Data entries for graphics:
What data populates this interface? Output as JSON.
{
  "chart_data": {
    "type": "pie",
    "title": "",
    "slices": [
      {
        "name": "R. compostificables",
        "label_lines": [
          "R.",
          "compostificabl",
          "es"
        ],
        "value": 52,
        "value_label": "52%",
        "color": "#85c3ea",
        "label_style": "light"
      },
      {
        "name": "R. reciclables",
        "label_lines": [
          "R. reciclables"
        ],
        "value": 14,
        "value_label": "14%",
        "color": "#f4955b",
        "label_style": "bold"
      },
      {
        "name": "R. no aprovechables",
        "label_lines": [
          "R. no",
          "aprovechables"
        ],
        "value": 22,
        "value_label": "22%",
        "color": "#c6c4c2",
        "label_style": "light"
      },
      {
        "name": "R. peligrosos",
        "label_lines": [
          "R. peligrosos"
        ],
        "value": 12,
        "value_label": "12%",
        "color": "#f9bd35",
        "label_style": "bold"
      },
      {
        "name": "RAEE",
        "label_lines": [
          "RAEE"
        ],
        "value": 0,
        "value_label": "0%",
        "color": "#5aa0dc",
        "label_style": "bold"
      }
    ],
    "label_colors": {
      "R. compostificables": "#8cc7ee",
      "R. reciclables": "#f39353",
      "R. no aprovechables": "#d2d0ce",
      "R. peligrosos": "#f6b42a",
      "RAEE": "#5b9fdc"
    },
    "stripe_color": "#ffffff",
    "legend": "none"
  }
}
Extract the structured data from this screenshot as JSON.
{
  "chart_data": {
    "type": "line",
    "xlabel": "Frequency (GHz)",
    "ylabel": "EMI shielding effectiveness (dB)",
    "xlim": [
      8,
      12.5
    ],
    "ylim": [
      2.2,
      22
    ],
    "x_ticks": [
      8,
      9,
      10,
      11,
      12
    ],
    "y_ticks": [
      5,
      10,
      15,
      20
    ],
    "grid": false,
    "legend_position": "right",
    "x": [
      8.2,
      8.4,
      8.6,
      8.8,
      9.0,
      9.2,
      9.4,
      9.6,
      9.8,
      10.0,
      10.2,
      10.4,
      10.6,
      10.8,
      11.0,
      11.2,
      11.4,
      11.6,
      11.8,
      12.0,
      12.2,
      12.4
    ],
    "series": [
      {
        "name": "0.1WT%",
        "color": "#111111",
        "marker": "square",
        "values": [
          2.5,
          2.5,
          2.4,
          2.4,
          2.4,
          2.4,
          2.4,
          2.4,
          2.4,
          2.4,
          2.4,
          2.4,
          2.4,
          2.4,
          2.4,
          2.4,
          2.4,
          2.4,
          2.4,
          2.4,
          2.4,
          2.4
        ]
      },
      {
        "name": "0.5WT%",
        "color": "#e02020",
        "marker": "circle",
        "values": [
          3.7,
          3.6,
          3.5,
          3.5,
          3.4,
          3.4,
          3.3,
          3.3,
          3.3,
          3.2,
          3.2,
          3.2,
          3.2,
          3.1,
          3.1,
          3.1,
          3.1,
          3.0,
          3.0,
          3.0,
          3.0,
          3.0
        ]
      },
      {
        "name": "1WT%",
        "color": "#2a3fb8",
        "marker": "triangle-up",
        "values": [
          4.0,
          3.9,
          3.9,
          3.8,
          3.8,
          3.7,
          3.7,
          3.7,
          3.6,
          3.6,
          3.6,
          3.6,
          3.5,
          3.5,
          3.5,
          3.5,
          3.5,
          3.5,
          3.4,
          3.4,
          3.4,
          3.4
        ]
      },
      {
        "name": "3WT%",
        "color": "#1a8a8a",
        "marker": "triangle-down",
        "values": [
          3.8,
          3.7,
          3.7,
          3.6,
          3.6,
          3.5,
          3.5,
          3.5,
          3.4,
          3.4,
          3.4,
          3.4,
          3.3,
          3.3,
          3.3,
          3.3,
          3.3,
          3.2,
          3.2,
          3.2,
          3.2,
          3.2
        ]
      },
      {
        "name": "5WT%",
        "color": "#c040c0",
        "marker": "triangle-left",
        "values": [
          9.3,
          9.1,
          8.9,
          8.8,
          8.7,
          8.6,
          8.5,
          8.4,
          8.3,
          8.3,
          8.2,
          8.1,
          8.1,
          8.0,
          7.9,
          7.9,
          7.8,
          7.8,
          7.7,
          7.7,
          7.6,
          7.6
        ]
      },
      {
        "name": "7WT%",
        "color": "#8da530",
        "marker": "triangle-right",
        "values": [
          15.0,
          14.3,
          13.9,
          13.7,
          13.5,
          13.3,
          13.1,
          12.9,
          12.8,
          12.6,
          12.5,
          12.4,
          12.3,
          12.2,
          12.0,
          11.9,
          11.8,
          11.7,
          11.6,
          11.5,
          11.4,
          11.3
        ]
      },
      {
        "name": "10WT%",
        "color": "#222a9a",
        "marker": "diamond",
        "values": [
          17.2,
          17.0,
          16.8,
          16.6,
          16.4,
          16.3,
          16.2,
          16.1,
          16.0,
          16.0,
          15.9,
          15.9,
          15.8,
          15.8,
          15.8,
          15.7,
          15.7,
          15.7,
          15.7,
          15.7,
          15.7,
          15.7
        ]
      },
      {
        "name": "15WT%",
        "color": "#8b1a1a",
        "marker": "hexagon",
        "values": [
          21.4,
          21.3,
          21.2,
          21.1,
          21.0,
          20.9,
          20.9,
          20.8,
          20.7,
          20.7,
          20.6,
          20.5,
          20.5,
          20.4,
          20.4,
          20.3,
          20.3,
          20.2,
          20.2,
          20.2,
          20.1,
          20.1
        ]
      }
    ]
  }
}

» What to produce: Copy out the data shown above without altering anything.

» Response:
What data populates this interface? Output as JSON.
{
  "chart_data": {
    "type": "pie",
    "title": "",
    "slices": [
      {
        "name": "R. compostificables",
        "label_lines": [
          "R.",
          "compostificabl",
          "es"
        ],
        "value": 52,
        "value_label": "52%",
        "color": "#85c3ea",
        "label_style": "light"
      },
      {
        "name": "R. reciclables",
        "label_lines": [
          "R. reciclables"
        ],
        "value": 14,
        "value_label": "14%",
        "color": "#f4955b",
        "label_style": "bold"
      },
      {
        "name": "R. no aprovechables",
        "label_lines": [
          "R. no",
          "aprovechables"
        ],
        "value": 22,
        "value_label": "22%",
        "color": "#c6c4c2",
        "label_style": "light"
      },
      {
        "name": "R. peligrosos",
        "label_lines": [
          "R. peligrosos"
        ],
        "value": 12,
        "value_label": "12%",
        "color": "#f9bd35",
        "label_style": "bold"
      },
      {
        "name": "RAEE",
        "label_lines": [
          "RAEE"
        ],
        "value": 0,
        "value_label": "0%",
        "color": "#5aa0dc",
        "label_style": "bold"
      }
    ],
    "label_colors": {
      "R. compostificables": "#8cc7ee",
      "R. reciclables": "#f39353",
      "R. no aprovechables": "#d2d0ce",
      "R. peligrosos": "#f6b42a",
      "RAEE": "#5b9fdc"
    },
    "stripe_color": "#ffffff",
    "legend": "none"
  }
}
Extract the structured data from this screenshot as JSON.
{
  "chart_data": {
    "type": "line",
    "xlabel": "Frequency (GHz)",
    "ylabel": "EMI shielding effectiveness (dB)",
    "xlim": [
      8,
      12.5
    ],
    "ylim": [
      2.2,
      22
    ],
    "x_ticks": [
      8,
      9,
      10,
      11,
      12
    ],
    "y_ticks": [
      5,
      10,
      15,
      20
    ],
    "grid": false,
    "legend_position": "right",
    "x": [
      8.2,
      8.4,
      8.6,
      8.8,
      9.0,
      9.2,
      9.4,
      9.6,
      9.8,
      10.0,
      10.2,
      10.4,
      10.6,
      10.8,
      11.0,
      11.2,
      11.4,
      11.6,
      11.8,
      12.0,
      12.2,
      12.4
    ],
    "series": [
      {
        "name": "0.1WT%",
        "color": "#111111",
        "marker": "square",
        "values": [
          2.5,
          2.5,
          2.4,
          2.4,
          2.4,
          2.4,
          2.4,
          2.4,
          2.4,
          2.4,
          2.4,
          2.4,
          2.4,
          2.4,
          2.4,
          2.4,
          2.4,
          2.4,
          2.4,
          2.4,
          2.4,
          2.4
        ]
      },
      {
        "name": "0.5WT%",
        "color": "#e02020",
        "marker": "circle",
        "values": [
          3.7,
          3.6,
          3.5,
          3.5,
          3.4,
          3.4,
          3.3,
          3.3,
          3.3,
          3.2,
          3.2,
          3.2,
          3.2,
          3.1,
          3.1,
          3.1,
          3.1,
          3.0,
          3.0,
          3.0,
          3.0,
          3.0
        ]
      },
      {
        "name": "1WT%",
        "color": "#2a3fb8",
        "marker": "triangle-up",
        "values": [
          4.0,
          3.9,
          3.9,
          3.8,
          3.8,
          3.7,
          3.7,
          3.7,
          3.6,
          3.6,
          3.6,
          3.6,
          3.5,
          3.5,
          3.5,
          3.5,
          3.5,
          3.5,
          3.4,
          3.4,
          3.4,
          3.4
        ]
      },
      {
        "name": "3WT%",
        "color": "#1a8a8a",
        "marker": "triangle-down",
        "values": [
          3.8,
          3.7,
          3.7,
          3.6,
          3.6,
          3.5,
          3.5,
          3.5,
          3.4,
          3.4,
          3.4,
          3.4,
          3.3,
          3.3,
          3.3,
          3.3,
          3.3,
          3.2,
          3.2,
          3.2,
          3.2,
          3.2
        ]
      },
      {
        "name": "5WT%",
        "color": "#c040c0",
        "marker": "triangle-left",
        "values": [
          9.3,
          9.1,
          8.9,
          8.8,
          8.7,
          8.6,
          8.5,
          8.4,
          8.3,
          8.3,
          8.2,
          8.1,
          8.1,
          8.0,
          7.9,
          7.9,
          7.8,
          7.8,
          7.7,
          7.7,
          7.6,
          7.6
        ]
      },
      {
        "name": "7WT%",
        "color": "#8da530",
        "marker": "triangle-right",
        "values": [
          15.0,
          14.3,
          13.9,
          13.7,
          13.5,
          13.3,
          13.1,
          12.9,
          12.8,
          12.6,
          12.5,
          12.4,
          12.3,
          12.2,
          12.0,
          11.9,
          11.8,
          11.7,
          11.6,
          11.5,
          11.4,
          11.3
        ]
      },
      {
        "name": "10WT%",
        "color": "#222a9a",
        "marker": "diamond",
        "values": [
          17.2,
          17.0,
          16.8,
          16.6,
          16.4,
          16.3,
          16.2,
          16.1,
          16.0,
          16.0,
          15.9,
          15.9,
          15.8,
          15.8,
          15.8,
          15.7,
          15.7,
          15.7,
          15.7,
          15.7,
          15.7,
          15.7
        ]
      },
      {
        "name": "15WT%",
        "color": "#8b1a1a",
        "marker": "hexagon",
        "values": [
          21.4,
          21.3,
          21.2,
          21.1,
          21.0,
          20.9,
          20.9,
          20.8,
          20.7,
          20.7,
          20.6,
          20.5,
          20.5,
          20.4,
          20.4,
          20.3,
          20.3,
          20.2,
          20.2,
          20.2,
          20.1,
          20.1
        ]
      }
    ]
  }
}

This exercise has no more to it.